*Job 1*
Convert the entries, from the one containing "Segment this screenshot: for" down to the one containing "tree-item-state[interactable]: 📁State: [1, 561, 310, 581]", into a Markdown table with a Row column for the row number and an Entry column for the line, omitting any blank lines.

== Selection ==

Studio album by Galliano
- Released: 27 May 1994
- Genre: Acid jazz
- Length: 1:08:07
- Label: Talkin' Loud
- Producer: Adam Moseley/Galliano

Galliano chronology
| A Joyful Noise Unto The Creator (1992) | The Plot Thickens (1994) | :4 (1996) |

= The Plot Thickens (Galliano album) =

The Plot Thickens is the third studio album by United Kingdom acid jazz group Galliano. It was released in the UK on Gilles Peterson's Talkin' Loud record label on 27 May 1994. It was placed at number 44 in NMEs list of the Top 50 Albums of 1994.

Professional ratings
Review scores
| Source | Rating |
| AllMusic |  |
| Music Week |  |

==Critical reception==
Trouser Press wrote that the album "more skillfully integrates the rich multi-cultural vibe into an original, complete style." The Chicago Tribune wrote that "listening to [The Plot Thickens] is truly an uplifting experience, with Rob Gallagher's rapping and Valerie Etienne's soulful vocals nicely complementing each other."

===

*Job 2*
Transcribe the article about The Plot Thickens word for word, from "The Plot Thickens is" down to "Albums of 1994.".

== Data in this exercise ==

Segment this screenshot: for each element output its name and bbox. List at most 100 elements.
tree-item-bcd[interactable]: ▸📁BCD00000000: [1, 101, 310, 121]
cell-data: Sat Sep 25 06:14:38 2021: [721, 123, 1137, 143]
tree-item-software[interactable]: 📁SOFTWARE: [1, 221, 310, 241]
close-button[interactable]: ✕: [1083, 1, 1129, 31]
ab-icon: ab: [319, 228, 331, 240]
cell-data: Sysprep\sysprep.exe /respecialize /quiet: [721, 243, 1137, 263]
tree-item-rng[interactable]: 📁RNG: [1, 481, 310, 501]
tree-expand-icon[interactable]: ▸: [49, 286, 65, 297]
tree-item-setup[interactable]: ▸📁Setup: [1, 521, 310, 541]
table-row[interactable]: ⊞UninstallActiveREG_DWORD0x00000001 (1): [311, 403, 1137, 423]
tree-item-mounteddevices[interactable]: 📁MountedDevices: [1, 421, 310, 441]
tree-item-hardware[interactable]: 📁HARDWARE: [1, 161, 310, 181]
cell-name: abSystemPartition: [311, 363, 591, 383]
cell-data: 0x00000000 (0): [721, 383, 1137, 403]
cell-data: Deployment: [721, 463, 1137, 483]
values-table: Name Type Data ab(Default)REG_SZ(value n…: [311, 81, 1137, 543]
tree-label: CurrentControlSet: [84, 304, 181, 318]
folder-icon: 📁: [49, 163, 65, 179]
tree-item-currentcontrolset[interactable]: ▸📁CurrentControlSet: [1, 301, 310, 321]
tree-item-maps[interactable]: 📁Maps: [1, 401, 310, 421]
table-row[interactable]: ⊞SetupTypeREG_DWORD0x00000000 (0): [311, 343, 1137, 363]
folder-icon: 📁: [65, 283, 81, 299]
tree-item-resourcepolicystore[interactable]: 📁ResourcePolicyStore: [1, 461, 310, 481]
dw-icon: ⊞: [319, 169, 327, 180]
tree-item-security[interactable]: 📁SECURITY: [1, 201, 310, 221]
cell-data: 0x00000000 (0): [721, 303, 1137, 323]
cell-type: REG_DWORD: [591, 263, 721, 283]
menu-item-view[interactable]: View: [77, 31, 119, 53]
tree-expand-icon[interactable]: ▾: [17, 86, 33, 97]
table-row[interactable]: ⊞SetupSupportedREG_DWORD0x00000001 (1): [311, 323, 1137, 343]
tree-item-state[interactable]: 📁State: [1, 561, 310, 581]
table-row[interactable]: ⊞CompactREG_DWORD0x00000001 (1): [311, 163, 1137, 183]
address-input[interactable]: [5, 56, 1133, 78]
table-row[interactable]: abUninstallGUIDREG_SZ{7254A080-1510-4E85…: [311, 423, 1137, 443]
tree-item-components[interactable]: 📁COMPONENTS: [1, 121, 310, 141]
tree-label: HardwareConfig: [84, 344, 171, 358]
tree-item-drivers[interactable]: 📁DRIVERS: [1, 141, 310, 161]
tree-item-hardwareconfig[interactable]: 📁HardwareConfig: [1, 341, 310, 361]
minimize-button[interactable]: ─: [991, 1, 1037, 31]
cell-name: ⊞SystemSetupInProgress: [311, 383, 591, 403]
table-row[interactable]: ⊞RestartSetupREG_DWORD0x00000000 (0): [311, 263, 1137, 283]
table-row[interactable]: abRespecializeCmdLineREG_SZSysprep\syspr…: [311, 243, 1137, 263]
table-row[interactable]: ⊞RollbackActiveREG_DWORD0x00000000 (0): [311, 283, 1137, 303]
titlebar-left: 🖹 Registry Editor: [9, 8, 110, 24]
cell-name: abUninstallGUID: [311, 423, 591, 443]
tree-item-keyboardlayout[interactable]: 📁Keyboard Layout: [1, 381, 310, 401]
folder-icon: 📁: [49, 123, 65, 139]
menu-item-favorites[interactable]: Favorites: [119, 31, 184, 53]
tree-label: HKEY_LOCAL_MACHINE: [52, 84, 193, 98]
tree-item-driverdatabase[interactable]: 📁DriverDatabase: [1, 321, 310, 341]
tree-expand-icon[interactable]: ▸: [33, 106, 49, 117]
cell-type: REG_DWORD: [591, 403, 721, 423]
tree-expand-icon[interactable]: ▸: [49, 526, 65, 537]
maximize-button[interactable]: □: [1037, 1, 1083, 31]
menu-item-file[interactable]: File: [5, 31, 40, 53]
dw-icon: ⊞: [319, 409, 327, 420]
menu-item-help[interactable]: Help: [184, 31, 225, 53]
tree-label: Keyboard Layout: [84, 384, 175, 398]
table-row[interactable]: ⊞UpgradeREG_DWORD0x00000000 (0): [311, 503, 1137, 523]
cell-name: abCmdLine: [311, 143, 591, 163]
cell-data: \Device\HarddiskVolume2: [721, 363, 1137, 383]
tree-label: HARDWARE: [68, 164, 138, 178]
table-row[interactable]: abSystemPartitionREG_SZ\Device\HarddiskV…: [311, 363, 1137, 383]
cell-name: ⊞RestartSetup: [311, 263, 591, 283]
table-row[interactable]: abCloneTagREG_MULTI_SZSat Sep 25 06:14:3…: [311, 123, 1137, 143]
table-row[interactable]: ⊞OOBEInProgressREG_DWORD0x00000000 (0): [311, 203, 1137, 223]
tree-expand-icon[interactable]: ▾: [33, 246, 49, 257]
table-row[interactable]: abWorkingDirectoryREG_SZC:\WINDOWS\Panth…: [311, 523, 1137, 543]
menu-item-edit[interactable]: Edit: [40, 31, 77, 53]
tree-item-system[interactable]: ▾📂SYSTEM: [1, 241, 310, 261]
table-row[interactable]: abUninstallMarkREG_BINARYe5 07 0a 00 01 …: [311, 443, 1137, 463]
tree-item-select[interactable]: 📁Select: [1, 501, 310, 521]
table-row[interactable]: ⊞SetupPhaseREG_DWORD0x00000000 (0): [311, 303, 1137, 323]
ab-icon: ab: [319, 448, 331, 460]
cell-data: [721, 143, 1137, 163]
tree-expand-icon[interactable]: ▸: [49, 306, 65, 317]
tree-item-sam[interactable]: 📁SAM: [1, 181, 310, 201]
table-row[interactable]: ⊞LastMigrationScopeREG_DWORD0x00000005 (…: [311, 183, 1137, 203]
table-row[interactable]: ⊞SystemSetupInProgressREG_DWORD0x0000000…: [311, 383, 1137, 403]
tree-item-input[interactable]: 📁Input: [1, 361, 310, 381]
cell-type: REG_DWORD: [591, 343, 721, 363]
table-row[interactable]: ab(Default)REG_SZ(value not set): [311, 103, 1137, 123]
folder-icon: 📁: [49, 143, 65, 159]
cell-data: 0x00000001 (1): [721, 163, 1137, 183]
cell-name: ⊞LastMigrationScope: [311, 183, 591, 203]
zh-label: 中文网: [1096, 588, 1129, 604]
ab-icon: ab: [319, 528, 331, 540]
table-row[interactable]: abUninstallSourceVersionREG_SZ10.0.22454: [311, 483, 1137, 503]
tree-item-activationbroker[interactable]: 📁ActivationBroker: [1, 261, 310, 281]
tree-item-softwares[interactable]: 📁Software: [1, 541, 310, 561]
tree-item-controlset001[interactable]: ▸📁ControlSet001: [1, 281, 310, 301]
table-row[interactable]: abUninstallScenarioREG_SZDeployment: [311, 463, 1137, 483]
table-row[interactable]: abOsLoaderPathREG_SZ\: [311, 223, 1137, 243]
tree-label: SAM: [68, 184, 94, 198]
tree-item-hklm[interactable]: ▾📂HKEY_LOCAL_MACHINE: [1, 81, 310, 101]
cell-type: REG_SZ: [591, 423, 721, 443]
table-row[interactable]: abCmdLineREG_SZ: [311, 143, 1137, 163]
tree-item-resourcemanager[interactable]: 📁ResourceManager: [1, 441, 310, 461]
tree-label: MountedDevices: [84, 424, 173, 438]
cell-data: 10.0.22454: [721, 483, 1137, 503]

===
== Data in this exercise ==

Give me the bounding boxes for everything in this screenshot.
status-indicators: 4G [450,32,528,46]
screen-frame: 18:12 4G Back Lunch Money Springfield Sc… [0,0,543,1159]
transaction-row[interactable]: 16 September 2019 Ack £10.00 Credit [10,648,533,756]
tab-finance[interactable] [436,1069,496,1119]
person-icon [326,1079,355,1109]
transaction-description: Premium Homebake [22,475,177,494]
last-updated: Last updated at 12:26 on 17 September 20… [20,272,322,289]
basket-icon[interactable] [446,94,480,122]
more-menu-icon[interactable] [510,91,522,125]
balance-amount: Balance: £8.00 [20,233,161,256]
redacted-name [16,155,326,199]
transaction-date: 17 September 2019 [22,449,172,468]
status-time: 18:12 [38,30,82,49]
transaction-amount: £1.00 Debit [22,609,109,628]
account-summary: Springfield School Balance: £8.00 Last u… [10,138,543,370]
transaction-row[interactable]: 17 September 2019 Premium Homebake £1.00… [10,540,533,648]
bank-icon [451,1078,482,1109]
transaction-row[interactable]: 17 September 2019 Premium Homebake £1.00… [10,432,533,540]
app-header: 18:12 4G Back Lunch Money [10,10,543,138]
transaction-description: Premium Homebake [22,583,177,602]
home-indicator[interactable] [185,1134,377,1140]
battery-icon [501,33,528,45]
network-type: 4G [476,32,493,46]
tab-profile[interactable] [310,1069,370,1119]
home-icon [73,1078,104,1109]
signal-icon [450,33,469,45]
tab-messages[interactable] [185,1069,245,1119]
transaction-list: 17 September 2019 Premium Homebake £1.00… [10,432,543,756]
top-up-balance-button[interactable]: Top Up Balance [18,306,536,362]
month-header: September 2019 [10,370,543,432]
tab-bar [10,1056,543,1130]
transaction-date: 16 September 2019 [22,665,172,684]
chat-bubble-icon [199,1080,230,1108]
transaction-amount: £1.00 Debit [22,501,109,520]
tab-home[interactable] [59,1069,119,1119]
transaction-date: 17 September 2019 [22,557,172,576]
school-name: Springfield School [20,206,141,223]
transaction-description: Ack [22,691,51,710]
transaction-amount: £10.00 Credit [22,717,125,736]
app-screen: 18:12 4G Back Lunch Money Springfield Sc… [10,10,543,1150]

===

*Exercise output 1*
| Row | Entry |
|---|---|
| 1 | Segment this screenshot: for each element output its name and bbox. List at most 100 elements. |
| 2 | tree-item-bcd[interactable]: ▸📁BCD00000000: [1, 101, 310, 121] |
| 3 | cell-data: Sat Sep 25 06:14:38 2021: [721, 123, 1137, 143] |
| 4 | tree-item-software[interactable]: 📁SOFTWARE: [1, 221, 310, 241] |
| 5 | close-button[interactable]: ✕: [1083, 1, 1129, 31] |
| 6 | ab-icon: ab: [319, 228, 331, 240] |
| 7 | cell-data: Sysprep\sysprep.exe /respecialize /quiet: [721, 243, 1137, 263] |
| 8 | tree-item-rng[interactable]: 📁RNG: [1, 481, 310, 501] |
| 9 | tree-expand-icon[interactable]: ▸: [49, 286, 65, 297] |
| 10 | tree-item-setup[interactable]: ▸📁Setup: [1, 521, 310, 541] |
| 11 | table-row[interactable]: ⊞UninstallActiveREG_DWORD0x00000001 (1): [311, 403, 1137, 423] |
| 12 | tree-item-mounteddevices[interactable]: 📁MountedDevices: [1, 421, 310, 441] |
| 13 | tree-item-hardware[interactable]: 📁HARDWARE: [1, 161, 310, 181] |
| 14 | cell-name: abSystemPartition: [311, 363, 591, 383] |
| 15 | cell-data: 0x00000000 (0): [721, 383, 1137, 403] |
| 16 | cell-data: Deployment: [721, 463, 1137, 483] |
| 17 | values-table: Name Type Data ab(Default)REG_SZ(value n…: [311, 81, 1137, 543] |
| 18 | tree-label: CurrentControlSet: [84, 304, 181, 318] |
| 19 | folder-icon: 📁: [49, 163, 65, 179] |
| 20 | tree-item-currentcontrolset[interactable]: ▸📁CurrentControlSet: [1, 301, 310, 321] |
| 21 | tree-item-maps[interactable]: 📁Maps: [1, 401, 310, 421] |
| 22 | table-row[interactable]: ⊞SetupTypeREG_DWORD0x00000000 (0): [311, 343, 1137, 363] |
| 23 | folder-icon: 📁: [65, 283, 81, 299] |
| 24 | tree-item-resourcepolicystore[interactable]: 📁ResourcePolicyStore: [1, 461, 310, 481] |
| 25 | dw-icon: ⊞: [319, 169, 327, 180] |
| 26 | tree-item-security[interactable]: 📁SECURITY: [1, 201, 310, 221] |
| 27 | cell-data: 0x00000000 (0): [721, 303, 1137, 323] |
| 28 | cell-type: REG_DWORD: [591, 263, 721, 283] |
| 29 | menu-item-view[interactable]: View: [77, 31, 119, 53] |
| 30 | tree-expand-icon[interactable]: ▾: [17, 86, 33, 97] |
| 31 | table-row[interactable]: ⊞SetupSupportedREG_DWORD0x00000001 (1): [311, 323, 1137, 343] |
| 32 | tree-item-state[interactable]: 📁State: [1, 561, 310, 581] |

*Exercise output 2*
The Plot Thickens is the third studio album by United Kingdom acid jazz group Galliano. It was released in the UK on Gilles Peterson's Talkin' Loud record label on 27 May 1994. It was placed at number 44 in NMEs list of the Top 50 Albums of 1994.